[Data records]
━━━━━━

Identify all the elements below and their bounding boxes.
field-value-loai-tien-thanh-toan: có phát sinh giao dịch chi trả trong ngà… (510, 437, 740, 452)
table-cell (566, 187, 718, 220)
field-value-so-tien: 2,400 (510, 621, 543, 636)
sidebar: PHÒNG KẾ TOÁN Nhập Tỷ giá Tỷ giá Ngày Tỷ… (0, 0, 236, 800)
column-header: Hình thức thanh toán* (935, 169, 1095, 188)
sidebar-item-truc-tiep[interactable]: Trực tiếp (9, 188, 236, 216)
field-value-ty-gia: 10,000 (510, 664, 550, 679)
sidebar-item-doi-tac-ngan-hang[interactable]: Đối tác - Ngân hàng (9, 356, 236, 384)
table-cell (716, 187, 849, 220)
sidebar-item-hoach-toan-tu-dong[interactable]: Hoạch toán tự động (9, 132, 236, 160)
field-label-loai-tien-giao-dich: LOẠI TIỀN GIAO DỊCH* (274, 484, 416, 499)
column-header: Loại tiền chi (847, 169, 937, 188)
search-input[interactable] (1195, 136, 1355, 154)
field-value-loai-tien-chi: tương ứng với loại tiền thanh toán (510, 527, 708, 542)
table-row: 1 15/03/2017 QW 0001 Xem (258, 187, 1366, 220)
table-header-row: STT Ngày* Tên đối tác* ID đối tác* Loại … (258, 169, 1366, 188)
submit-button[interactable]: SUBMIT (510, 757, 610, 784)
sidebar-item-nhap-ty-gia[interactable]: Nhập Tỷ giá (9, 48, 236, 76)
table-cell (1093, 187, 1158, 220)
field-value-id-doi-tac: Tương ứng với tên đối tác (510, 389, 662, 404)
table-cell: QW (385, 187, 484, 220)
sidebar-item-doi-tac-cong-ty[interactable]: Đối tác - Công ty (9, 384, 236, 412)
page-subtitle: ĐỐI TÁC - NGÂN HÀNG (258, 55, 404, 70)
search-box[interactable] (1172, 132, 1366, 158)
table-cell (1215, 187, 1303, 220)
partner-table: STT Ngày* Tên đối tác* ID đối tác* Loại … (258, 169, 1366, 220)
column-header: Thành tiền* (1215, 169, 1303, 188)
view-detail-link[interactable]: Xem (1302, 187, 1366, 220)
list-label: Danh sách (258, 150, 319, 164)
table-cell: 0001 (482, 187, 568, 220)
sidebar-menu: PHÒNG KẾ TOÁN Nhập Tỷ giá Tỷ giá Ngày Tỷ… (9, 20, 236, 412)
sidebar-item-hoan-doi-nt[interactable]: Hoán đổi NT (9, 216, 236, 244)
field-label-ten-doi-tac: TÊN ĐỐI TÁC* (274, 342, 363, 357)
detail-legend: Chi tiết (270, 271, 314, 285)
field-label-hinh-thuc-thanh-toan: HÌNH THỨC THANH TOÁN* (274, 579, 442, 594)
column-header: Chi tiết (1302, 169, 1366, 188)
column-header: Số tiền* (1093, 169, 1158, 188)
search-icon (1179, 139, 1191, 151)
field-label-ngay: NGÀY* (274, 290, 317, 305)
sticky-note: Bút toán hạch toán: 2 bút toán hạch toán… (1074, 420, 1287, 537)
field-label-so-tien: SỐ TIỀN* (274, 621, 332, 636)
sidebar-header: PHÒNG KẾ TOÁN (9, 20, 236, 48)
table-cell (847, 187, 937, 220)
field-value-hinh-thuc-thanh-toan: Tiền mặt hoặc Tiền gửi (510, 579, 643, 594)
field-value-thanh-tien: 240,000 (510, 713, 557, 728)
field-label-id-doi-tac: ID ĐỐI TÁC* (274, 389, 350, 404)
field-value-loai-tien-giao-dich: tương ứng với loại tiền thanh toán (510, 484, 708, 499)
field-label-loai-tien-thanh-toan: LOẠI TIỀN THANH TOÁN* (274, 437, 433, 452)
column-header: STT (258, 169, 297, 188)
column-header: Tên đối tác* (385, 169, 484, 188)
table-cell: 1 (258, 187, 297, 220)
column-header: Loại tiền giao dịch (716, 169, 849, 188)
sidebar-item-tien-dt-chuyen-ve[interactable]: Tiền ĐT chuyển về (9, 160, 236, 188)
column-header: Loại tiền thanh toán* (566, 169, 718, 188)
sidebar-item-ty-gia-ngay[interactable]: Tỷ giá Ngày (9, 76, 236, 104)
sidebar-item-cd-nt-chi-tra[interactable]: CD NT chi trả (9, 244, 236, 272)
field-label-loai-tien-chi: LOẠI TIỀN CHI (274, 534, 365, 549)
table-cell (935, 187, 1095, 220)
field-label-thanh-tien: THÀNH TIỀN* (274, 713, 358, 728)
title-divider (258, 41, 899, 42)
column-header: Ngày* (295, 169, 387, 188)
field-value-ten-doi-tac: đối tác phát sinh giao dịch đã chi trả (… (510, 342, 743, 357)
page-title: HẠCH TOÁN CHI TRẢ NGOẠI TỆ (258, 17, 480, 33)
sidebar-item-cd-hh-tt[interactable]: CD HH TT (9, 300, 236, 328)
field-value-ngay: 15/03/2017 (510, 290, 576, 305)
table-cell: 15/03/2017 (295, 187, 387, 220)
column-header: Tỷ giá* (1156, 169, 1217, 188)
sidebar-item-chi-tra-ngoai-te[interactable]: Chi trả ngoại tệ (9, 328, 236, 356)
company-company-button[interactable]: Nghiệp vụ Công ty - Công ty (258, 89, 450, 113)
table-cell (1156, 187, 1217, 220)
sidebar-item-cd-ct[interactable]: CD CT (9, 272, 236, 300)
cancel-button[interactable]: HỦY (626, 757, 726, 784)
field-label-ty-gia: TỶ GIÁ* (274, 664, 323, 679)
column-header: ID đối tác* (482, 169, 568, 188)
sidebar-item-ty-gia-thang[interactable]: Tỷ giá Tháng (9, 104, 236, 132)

━━━━━━

Work to complete » Express all of the rows above as a Markdown table with the columns "No." and "Line". Number each row, and leave out any blank lines.

Response to the exercise »
| No. | Line |
|---|---|
| 1 | Identify all the elements below and their bounding boxes. |
| 2 | field-value-loai-tien-thanh-toan: có phát sinh giao dịch chi trả trong ngà… (510, 437, 740, 452) |
| 3 | table-cell (566, 187, 718, 220) |
| 4 | field-value-so-tien: 2,400 (510, 621, 543, 636) |
| 5 | sidebar: PHÒNG KẾ TOÁN Nhập Tỷ giá Tỷ giá Ngày Tỷ… (0, 0, 236, 800) |
| 6 | column-header: Hình thức thanh toán* (935, 169, 1095, 188) |
| 7 | sidebar-item-truc-tiep[interactable]: Trực tiếp (9, 188, 236, 216) |
| 8 | field-value-ty-gia: 10,000 (510, 664, 550, 679) |
| 9 | sidebar-item-doi-tac-ngan-hang[interactable]: Đối tác - Ngân hàng (9, 356, 236, 384) |
| 10 | table-cell (716, 187, 849, 220) |
| 11 | sidebar-item-hoach-toan-tu-dong[interactable]: Hoạch toán tự động (9, 132, 236, 160) |
| 12 | field-label-loai-tien-giao-dich: LOẠI TIỀN GIAO DỊCH* (274, 484, 416, 499) |
| 13 | column-header: Loại tiền chi (847, 169, 937, 188) |
| 14 | search-input[interactable] (1195, 136, 1355, 154) |
| 15 | field-value-loai-tien-chi: tương ứng với loại tiền thanh toán (510, 527, 708, 542) |
| 16 | table-row: 1 15/03/2017 QW 0001 Xem (258, 187, 1366, 220) |
| 17 | table-header-row: STT Ngày* Tên đối tác* ID đối tác* Loại … (258, 169, 1366, 188) |
| 18 | submit-button[interactable]: SUBMIT (510, 757, 610, 784) |
| 19 | sidebar-item-nhap-ty-gia[interactable]: Nhập Tỷ giá (9, 48, 236, 76) |
| 20 | table-cell (1093, 187, 1158, 220) |
| 21 | field-value-id-doi-tac: Tương ứng với tên đối tác (510, 389, 662, 404) |
| 22 | table-cell: QW (385, 187, 484, 220) |
| 23 | sidebar-item-doi-tac-cong-ty[interactable]: Đối tác - Công ty (9, 384, 236, 412) |
| 24 | page-subtitle: ĐỐI TÁC - NGÂN HÀNG (258, 55, 404, 70) |
| 25 | search-box[interactable] (1172, 132, 1366, 158) |
| 26 | table-cell (1215, 187, 1303, 220) |
| 27 | partner-table: STT Ngày* Tên đối tác* ID đối tác* Loại … (258, 169, 1366, 220) |
| 28 | column-header: Thành tiền* (1215, 169, 1303, 188) |
| 29 | view-detail-link[interactable]: Xem (1302, 187, 1366, 220) |
| 30 | list-label: Danh sách (258, 150, 319, 164) |
| 31 | table-cell: 0001 (482, 187, 568, 220) |
| 32 | sidebar-menu: PHÒNG KẾ TOÁN Nhập Tỷ giá Tỷ giá Ngày Tỷ… (9, 20, 236, 412) |
| 33 | sidebar-item-hoan-doi-nt[interactable]: Hoán đổi NT (9, 216, 236, 244) |
| 34 | field-label-ten-doi-tac: TÊN ĐỐI TÁC* (274, 342, 363, 357) |
| 35 | detail-legend: Chi tiết (270, 271, 314, 285) |
| 36 | field-label-hinh-thuc-thanh-toan: HÌNH THỨC THANH TOÁN* (274, 579, 442, 594) |
| 37 | column-header: Chi tiết (1302, 169, 1366, 188) |
| 38 | column-header: Số tiền* (1093, 169, 1158, 188) |
| 39 | search-icon (1179, 139, 1191, 151) |
| 40 | field-label-ngay: NGÀY* (274, 290, 317, 305) |
| 41 | sticky-note: Bút toán hạch toán: 2 bút toán hạch toán… (1074, 420, 1287, 537) |
| 42 | field-label-so-tien: SỐ TIỀN* (274, 621, 332, 636) |
| 43 | sidebar-header: PHÒNG KẾ TOÁN (9, 20, 236, 48) |
| 44 | table-cell (847, 187, 937, 220) |
| 45 | field-value-hinh-thuc-thanh-toan: Tiền mặt hoặc Tiền gửi (510, 579, 643, 594) |
| 46 | field-value-thanh-tien: 240,000 (510, 713, 557, 728) |
| 47 | field-label-id-doi-tac: ID ĐỐI TÁC* (274, 389, 350, 404) |
| 48 | field-value-loai-tien-giao-dich: tương ứng với loại tiền thanh toán (510, 484, 708, 499) |
| 49 | field-label-loai-tien-thanh-toan: LOẠI TIỀN THANH TOÁN* (274, 437, 433, 452) |
| 50 | column-header: STT (258, 169, 297, 188) |
| 51 | column-header: Tên đối tác* (385, 169, 484, 188) |
| 52 | table-cell: 1 (258, 187, 297, 220) |
| 53 | column-header: Loại tiền giao dịch (716, 169, 849, 188) |
| 54 | sidebar-item-tien-dt-chuyen-ve[interactable]: Tiền ĐT chuyển về (9, 160, 236, 188) |
| 55 | column-header: Loại tiền thanh toán* (566, 169, 718, 188) |
| 56 | sidebar-item-ty-gia-ngay[interactable]: Tỷ giá Ngày (9, 76, 236, 104) |
| 57 | sidebar-item-cd-nt-chi-tra[interactable]: CD NT chi trả (9, 244, 236, 272) |
| 58 | field-label-loai-tien-chi: LOẠI TIỀN CHI (274, 534, 365, 549) |
| 59 | table-cell (935, 187, 1095, 220) |
| 60 | field-label-thanh-tien: THÀNH TIỀN* (274, 713, 358, 728) |
| 61 | title-divider (258, 41, 899, 42) |
| 62 | column-header: Ngày* (295, 169, 387, 188) |
| 63 | field-value-ten-doi-tac: đối tác phát sinh giao dịch đã chi trả (… (510, 342, 743, 357) |
| 64 | page-title: HẠCH TOÁN CHI TRẢ NGOẠI TỆ (258, 17, 480, 33) |
| 65 | sidebar-item-cd-hh-tt[interactable]: CD HH TT (9, 300, 236, 328) |
| 66 | field-value-ngay: 15/03/2017 (510, 290, 576, 305) |
| 67 | table-cell: 15/03/2017 (295, 187, 387, 220) |
| 68 | column-header: Tỷ giá* (1156, 169, 1217, 188) |
| 69 | sidebar-item-chi-tra-ngoai-te[interactable]: Chi trả ngoại tệ (9, 328, 236, 356) |
| 70 | company-company-button[interactable]: Nghiệp vụ Công ty - Công ty (258, 89, 450, 113) |
| 71 | table-cell (1156, 187, 1217, 220) |
| 72 | sidebar-item-cd-ct[interactable]: CD CT (9, 272, 236, 300) |
| 73 | cancel-button[interactable]: HỦY (626, 757, 726, 784) |
| 74 | field-label-ty-gia: TỶ GIÁ* (274, 664, 323, 679) |
| 75 | column-header: ID đối tác* (482, 169, 568, 188) |
| 76 | sidebar-item-ty-gia-thang[interactable]: Tỷ giá Tháng (9, 104, 236, 132) |